**Exercise details**: Each entry must be reproduced precisely as it stands.

**Chart and figure data**:
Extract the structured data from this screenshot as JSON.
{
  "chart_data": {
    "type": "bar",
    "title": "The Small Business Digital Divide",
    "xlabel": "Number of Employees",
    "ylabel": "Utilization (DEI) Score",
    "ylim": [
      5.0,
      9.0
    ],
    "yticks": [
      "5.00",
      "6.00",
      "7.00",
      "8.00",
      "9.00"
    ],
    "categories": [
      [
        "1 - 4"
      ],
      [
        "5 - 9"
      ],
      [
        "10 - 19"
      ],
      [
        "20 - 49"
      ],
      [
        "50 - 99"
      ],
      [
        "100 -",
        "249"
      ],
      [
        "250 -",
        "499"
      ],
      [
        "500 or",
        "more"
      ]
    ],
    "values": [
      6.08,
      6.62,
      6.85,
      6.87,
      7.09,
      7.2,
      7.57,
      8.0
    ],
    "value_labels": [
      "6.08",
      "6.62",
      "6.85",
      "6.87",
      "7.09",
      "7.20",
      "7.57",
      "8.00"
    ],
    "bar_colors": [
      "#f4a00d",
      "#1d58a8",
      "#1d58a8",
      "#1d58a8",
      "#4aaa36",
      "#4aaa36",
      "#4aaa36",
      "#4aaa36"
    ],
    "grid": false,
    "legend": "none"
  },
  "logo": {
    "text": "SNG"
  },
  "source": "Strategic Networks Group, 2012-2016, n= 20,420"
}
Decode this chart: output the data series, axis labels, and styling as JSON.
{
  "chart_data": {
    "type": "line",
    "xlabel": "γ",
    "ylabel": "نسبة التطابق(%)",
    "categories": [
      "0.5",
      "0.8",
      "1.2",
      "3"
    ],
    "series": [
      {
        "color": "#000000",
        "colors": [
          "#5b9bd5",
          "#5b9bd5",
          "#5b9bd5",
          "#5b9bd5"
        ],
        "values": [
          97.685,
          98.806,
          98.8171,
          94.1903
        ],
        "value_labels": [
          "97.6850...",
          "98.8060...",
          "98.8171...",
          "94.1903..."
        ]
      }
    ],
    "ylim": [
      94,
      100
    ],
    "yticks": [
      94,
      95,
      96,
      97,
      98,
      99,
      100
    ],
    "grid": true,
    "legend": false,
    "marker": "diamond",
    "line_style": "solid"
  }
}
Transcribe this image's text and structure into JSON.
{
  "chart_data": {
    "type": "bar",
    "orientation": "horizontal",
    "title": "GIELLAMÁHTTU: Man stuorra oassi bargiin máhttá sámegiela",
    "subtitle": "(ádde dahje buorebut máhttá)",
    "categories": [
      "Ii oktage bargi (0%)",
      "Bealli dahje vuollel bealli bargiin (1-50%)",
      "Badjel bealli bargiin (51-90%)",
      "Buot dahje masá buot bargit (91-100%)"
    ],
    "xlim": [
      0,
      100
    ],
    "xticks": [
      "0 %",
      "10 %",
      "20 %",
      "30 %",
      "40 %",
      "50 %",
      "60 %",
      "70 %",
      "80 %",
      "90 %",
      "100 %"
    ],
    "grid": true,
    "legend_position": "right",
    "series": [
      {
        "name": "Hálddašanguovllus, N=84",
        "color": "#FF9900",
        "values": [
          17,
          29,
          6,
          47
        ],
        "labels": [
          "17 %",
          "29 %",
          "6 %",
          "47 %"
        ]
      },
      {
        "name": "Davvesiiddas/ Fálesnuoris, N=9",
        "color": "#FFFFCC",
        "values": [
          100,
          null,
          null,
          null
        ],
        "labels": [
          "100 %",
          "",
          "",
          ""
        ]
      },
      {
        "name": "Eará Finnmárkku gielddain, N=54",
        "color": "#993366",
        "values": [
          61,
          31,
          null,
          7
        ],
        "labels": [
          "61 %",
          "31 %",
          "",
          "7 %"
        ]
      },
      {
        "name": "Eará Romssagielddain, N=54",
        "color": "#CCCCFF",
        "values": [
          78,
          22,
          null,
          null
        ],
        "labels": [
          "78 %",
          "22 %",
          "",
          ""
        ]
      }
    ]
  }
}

**Response below**:
Extract the structured data from this screenshot as JSON.
{
  "chart_data": {
    "type": "bar",
    "title": "The Small Business Digital Divide",
    "xlabel": "Number of Employees",
    "ylabel": "Utilization (DEI) Score",
    "ylim": [
      5.0,
      9.0
    ],
    "yticks": [
      "5.00",
      "6.00",
      "7.00",
      "8.00",
      "9.00"
    ],
    "categories": [
      [
        "1 - 4"
      ],
      [
        "5 - 9"
      ],
      [
        "10 - 19"
      ],
      [
        "20 - 49"
      ],
      [
        "50 - 99"
      ],
      [
        "100 -",
        "249"
      ],
      [
        "250 -",
        "499"
      ],
      [
        "500 or",
        "more"
      ]
    ],
    "values": [
      6.08,
      6.62,
      6.85,
      6.87,
      7.09,
      7.2,
      7.57,
      8.0
    ],
    "value_labels": [
      "6.08",
      "6.62",
      "6.85",
      "6.87",
      "7.09",
      "7.20",
      "7.57",
      "8.00"
    ],
    "bar_colors": [
      "#f4a00d",
      "#1d58a8",
      "#1d58a8",
      "#1d58a8",
      "#4aaa36",
      "#4aaa36",
      "#4aaa36",
      "#4aaa36"
    ],
    "grid": false,
    "legend": "none"
  },
  "logo": {
    "text": "SNG"
  },
  "source": "Strategic Networks Group, 2012-2016, n= 20,420"
}
Decode this chart: output the data series, axis labels, and styling as JSON.
{
  "chart_data": {
    "type": "line",
    "xlabel": "γ",
    "ylabel": "نسبة التطابق(%)",
    "categories": [
      "0.5",
      "0.8",
      "1.2",
      "3"
    ],
    "series": [
      {
        "color": "#000000",
        "colors": [
          "#5b9bd5",
          "#5b9bd5",
          "#5b9bd5",
          "#5b9bd5"
        ],
        "values": [
          97.685,
          98.806,
          98.8171,
          94.1903
        ],
        "value_labels": [
          "97.6850...",
          "98.8060...",
          "98.8171...",
          "94.1903..."
        ]
      }
    ],
    "ylim": [
      94,
      100
    ],
    "yticks": [
      94,
      95,
      96,
      97,
      98,
      99,
      100
    ],
    "grid": true,
    "legend": false,
    "marker": "diamond",
    "line_style": "solid"
  }
}
Transcribe this image's text and structure into JSON.
{
  "chart_data": {
    "type": "bar",
    "orientation": "horizontal",
    "title": "GIELLAMÁHTTU: Man stuorra oassi bargiin máhttá sámegiela",
    "subtitle": "(ádde dahje buorebut máhttá)",
    "categories": [
      "Ii oktage bargi (0%)",
      "Bealli dahje vuollel bealli bargiin (1-50%)",
      "Badjel bealli bargiin (51-90%)",
      "Buot dahje masá buot bargit (91-100%)"
    ],
    "xlim": [
      0,
      100
    ],
    "xticks": [
      "0 %",
      "10 %",
      "20 %",
      "30 %",
      "40 %",
      "50 %",
      "60 %",
      "70 %",
      "80 %",
      "90 %",
      "100 %"
    ],
    "grid": true,
    "legend_position": "right",
    "series": [
      {
        "name": "Hálddašanguovllus, N=84",
        "color": "#FF9900",
        "values": [
          17,
          29,
          6,
          47
        ],
        "labels": [
          "17 %",
          "29 %",
          "6 %",
          "47 %"
        ]
      },
      {
        "name": "Davvesiiddas/ Fálesnuoris, N=9",
        "color": "#FFFFCC",
        "values": [
          100,
          null,
          null,
          null
        ],
        "labels": [
          "100 %",
          "",
          "",
          ""
        ]
      },
      {
        "name": "Eará Finnmárkku gielddain, N=54",
        "color": "#993366",
        "values": [
          61,
          31,
          null,
          7
        ],
        "labels": [
          "61 %",
          "31 %",
          "",
          "7 %"
        ]
      },
      {
        "name": "Eará Romssagielddain, N=54",
        "color": "#CCCCFF",
        "values": [
          78,
          22,
          null,
          null
        ],
        "labels": [
          "78 %",
          "22 %",
          "",
          ""
        ]
      }
    ]
  }
}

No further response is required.